Supplied data>

▬▬▬▬▬▬▬▬▬▬

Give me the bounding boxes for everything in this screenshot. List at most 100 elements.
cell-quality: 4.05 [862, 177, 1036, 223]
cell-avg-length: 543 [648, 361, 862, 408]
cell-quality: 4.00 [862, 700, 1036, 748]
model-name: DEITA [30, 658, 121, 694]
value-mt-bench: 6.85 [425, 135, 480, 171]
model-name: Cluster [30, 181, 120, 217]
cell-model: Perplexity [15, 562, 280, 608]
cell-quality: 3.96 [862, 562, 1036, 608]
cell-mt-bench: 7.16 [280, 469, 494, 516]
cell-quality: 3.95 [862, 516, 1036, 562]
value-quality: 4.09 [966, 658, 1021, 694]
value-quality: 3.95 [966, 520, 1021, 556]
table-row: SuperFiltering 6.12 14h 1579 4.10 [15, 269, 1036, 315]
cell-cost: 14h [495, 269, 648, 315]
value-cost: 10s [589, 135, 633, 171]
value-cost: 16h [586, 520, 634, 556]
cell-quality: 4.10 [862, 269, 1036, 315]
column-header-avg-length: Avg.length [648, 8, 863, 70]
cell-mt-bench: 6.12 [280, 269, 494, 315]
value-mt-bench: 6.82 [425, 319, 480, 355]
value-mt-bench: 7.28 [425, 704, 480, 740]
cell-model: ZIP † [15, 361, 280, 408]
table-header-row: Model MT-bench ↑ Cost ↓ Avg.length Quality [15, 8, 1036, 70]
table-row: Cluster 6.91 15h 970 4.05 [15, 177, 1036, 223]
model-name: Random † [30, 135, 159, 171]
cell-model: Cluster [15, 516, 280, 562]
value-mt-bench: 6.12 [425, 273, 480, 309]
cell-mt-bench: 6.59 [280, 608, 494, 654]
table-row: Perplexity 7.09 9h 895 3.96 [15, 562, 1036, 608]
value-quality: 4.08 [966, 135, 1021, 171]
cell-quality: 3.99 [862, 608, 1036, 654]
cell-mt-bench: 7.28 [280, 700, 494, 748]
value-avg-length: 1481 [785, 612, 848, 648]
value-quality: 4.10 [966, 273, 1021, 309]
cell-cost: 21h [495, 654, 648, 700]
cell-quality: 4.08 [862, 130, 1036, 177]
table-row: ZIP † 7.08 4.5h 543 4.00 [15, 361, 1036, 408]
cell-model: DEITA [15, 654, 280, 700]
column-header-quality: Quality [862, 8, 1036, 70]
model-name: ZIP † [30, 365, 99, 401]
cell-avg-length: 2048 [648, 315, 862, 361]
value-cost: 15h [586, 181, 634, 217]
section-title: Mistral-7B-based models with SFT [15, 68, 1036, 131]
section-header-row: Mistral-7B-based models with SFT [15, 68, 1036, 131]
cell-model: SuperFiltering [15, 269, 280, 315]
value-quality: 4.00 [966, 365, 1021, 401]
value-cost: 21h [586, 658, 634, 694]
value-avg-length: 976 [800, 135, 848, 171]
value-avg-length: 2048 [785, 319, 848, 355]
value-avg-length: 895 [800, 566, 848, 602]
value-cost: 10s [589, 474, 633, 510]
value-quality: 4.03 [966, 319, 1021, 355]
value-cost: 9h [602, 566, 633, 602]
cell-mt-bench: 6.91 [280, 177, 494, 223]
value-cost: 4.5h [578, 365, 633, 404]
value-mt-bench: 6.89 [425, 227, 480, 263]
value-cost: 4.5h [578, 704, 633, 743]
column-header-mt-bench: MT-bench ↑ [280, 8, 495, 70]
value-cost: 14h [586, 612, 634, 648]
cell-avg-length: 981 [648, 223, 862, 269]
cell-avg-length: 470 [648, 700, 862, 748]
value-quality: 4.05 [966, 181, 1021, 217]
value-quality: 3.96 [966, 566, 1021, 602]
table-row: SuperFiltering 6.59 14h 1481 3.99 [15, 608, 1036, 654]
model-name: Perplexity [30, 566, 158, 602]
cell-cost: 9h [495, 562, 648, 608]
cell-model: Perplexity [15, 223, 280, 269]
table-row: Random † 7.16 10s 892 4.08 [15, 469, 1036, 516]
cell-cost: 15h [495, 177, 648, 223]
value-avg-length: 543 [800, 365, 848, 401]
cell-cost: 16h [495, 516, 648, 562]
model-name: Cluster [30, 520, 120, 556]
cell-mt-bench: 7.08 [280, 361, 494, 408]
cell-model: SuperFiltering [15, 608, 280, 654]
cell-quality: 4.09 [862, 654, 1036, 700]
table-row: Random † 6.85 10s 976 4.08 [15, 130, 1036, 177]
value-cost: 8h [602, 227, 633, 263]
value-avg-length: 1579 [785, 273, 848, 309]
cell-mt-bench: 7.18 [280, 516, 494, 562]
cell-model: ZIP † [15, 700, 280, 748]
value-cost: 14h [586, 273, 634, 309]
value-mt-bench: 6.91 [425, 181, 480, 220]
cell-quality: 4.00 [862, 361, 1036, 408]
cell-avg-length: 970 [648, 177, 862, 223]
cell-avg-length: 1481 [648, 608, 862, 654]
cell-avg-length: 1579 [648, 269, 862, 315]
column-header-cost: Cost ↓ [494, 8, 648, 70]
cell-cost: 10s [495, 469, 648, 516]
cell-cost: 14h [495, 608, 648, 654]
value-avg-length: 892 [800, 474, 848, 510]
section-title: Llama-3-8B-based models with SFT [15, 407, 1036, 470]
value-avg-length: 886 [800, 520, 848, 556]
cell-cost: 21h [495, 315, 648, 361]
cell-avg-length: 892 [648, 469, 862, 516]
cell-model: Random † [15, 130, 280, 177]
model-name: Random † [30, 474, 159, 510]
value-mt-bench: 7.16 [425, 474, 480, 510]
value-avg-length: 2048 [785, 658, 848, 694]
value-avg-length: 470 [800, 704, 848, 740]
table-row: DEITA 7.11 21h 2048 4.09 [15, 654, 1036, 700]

▬▬▬▬▬▬▬▬▬▬

Work required> Reproduce every one of the records above word for word, keeping each line unchanged and in its original order.

Result of the task>
Give me the bounding boxes for everything in this screenshot. List at most 100 elements.
cell-quality: 4.05 [862, 177, 1036, 223]
cell-avg-length: 543 [648, 361, 862, 408]
cell-quality: 4.00 [862, 700, 1036, 748]
model-name: DEITA [30, 658, 121, 694]
value-mt-bench: 6.85 [425, 135, 480, 171]
model-name: Cluster [30, 181, 120, 217]
cell-model: Perplexity [15, 562, 280, 608]
cell-quality: 3.96 [862, 562, 1036, 608]
cell-mt-bench: 7.16 [280, 469, 494, 516]
cell-quality: 3.95 [862, 516, 1036, 562]
value-quality: 4.09 [966, 658, 1021, 694]
value-quality: 3.95 [966, 520, 1021, 556]
table-row: SuperFiltering 6.12 14h 1579 4.10 [15, 269, 1036, 315]
cell-cost: 14h [495, 269, 648, 315]
value-cost: 10s [589, 135, 633, 171]
value-cost: 16h [586, 520, 634, 556]
cell-quality: 4.10 [862, 269, 1036, 315]
column-header-avg-length: Avg.length [648, 8, 863, 70]
cell-mt-bench: 6.12 [280, 269, 494, 315]
value-mt-bench: 6.82 [425, 319, 480, 355]
value-mt-bench: 7.28 [425, 704, 480, 740]
cell-model: ZIP † [15, 361, 280, 408]
table-header-row: Model MT-bench ↑ Cost ↓ Avg.length Quality [15, 8, 1036, 70]
table-row: Cluster 6.91 15h 970 4.05 [15, 177, 1036, 223]
model-name: Random † [30, 135, 159, 171]
cell-model: Cluster [15, 516, 280, 562]
value-mt-bench: 6.12 [425, 273, 480, 309]
cell-mt-bench: 6.59 [280, 608, 494, 654]
table-row: Perplexity 7.09 9h 895 3.96 [15, 562, 1036, 608]
value-quality: 4.08 [966, 135, 1021, 171]
cell-quality: 3.99 [862, 608, 1036, 654]
cell-mt-bench: 7.28 [280, 700, 494, 748]
value-avg-length: 1481 [785, 612, 848, 648]
value-quality: 4.10 [966, 273, 1021, 309]
cell-cost: 21h [495, 654, 648, 700]
cell-quality: 4.08 [862, 130, 1036, 177]
table-row: ZIP † 7.08 4.5h 543 4.00 [15, 361, 1036, 408]
cell-model: DEITA [15, 654, 280, 700]
column-header-quality: Quality [862, 8, 1036, 70]
model-name: ZIP † [30, 365, 99, 401]
cell-avg-length: 2048 [648, 315, 862, 361]
value-cost: 15h [586, 181, 634, 217]
section-title: Mistral-7B-based models with SFT [15, 68, 1036, 131]
section-header-row: Mistral-7B-based models with SFT [15, 68, 1036, 131]
cell-model: SuperFiltering [15, 269, 280, 315]
value-quality: 4.00 [966, 365, 1021, 401]
value-cost: 21h [586, 658, 634, 694]
value-avg-length: 976 [800, 135, 848, 171]
value-avg-length: 2048 [785, 319, 848, 355]
value-avg-length: 895 [800, 566, 848, 602]
value-cost: 10s [589, 474, 633, 510]
value-quality: 4.03 [966, 319, 1021, 355]
value-cost: 9h [602, 566, 633, 602]
cell-mt-bench: 6.91 [280, 177, 494, 223]
value-cost: 4.5h [578, 365, 633, 404]
value-mt-bench: 6.89 [425, 227, 480, 263]
value-cost: 4.5h [578, 704, 633, 743]
column-header-mt-bench: MT-bench ↑ [280, 8, 495, 70]
value-cost: 14h [586, 612, 634, 648]
cell-avg-length: 981 [648, 223, 862, 269]
cell-avg-length: 470 [648, 700, 862, 748]
value-quality: 4.05 [966, 181, 1021, 217]
value-quality: 3.96 [966, 566, 1021, 602]
table-row: SuperFiltering 6.59 14h 1481 3.99 [15, 608, 1036, 654]
model-name: Perplexity [30, 566, 158, 602]
cell-cost: 9h [495, 562, 648, 608]
cell-model: Perplexity [15, 223, 280, 269]
table-row: Random † 7.16 10s 892 4.08 [15, 469, 1036, 516]
cell-cost: 15h [495, 177, 648, 223]
value-avg-length: 543 [800, 365, 848, 401]
cell-cost: 16h [495, 516, 648, 562]
model-name: Cluster [30, 520, 120, 556]
cell-mt-bench: 7.08 [280, 361, 494, 408]
cell-model: SuperFiltering [15, 608, 280, 654]
cell-quality: 4.09 [862, 654, 1036, 700]
table-row: Random † 6.85 10s 976 4.08 [15, 130, 1036, 177]
value-cost: 8h [602, 227, 633, 263]
value-avg-length: 1579 [785, 273, 848, 309]
cell-mt-bench: 7.18 [280, 516, 494, 562]
cell-model: ZIP † [15, 700, 280, 748]
value-cost: 14h [586, 273, 634, 309]
value-mt-bench: 6.91 [425, 181, 480, 220]
cell-quality: 4.00 [862, 361, 1036, 408]
cell-avg-length: 970 [648, 177, 862, 223]
cell-avg-length: 1481 [648, 608, 862, 654]
cell-avg-length: 1579 [648, 269, 862, 315]
column-header-cost: Cost ↓ [494, 8, 648, 70]
cell-cost: 10s [495, 469, 648, 516]
cell-cost: 14h [495, 608, 648, 654]
value-avg-length: 892 [800, 474, 848, 510]
section-title: Llama-3-8B-based models with SFT [15, 407, 1036, 470]
value-avg-length: 886 [800, 520, 848, 556]
cell-cost: 21h [495, 315, 648, 361]
cell-avg-length: 892 [648, 469, 862, 516]
cell-model: Random † [15, 130, 280, 177]
model-name: Random † [30, 474, 159, 510]
value-mt-bench: 7.16 [425, 474, 480, 510]
value-avg-length: 2048 [785, 658, 848, 694]
value-avg-length: 470 [800, 704, 848, 740]
table-row: DEITA 7.11 21h 2048 4.09 [15, 654, 1036, 700]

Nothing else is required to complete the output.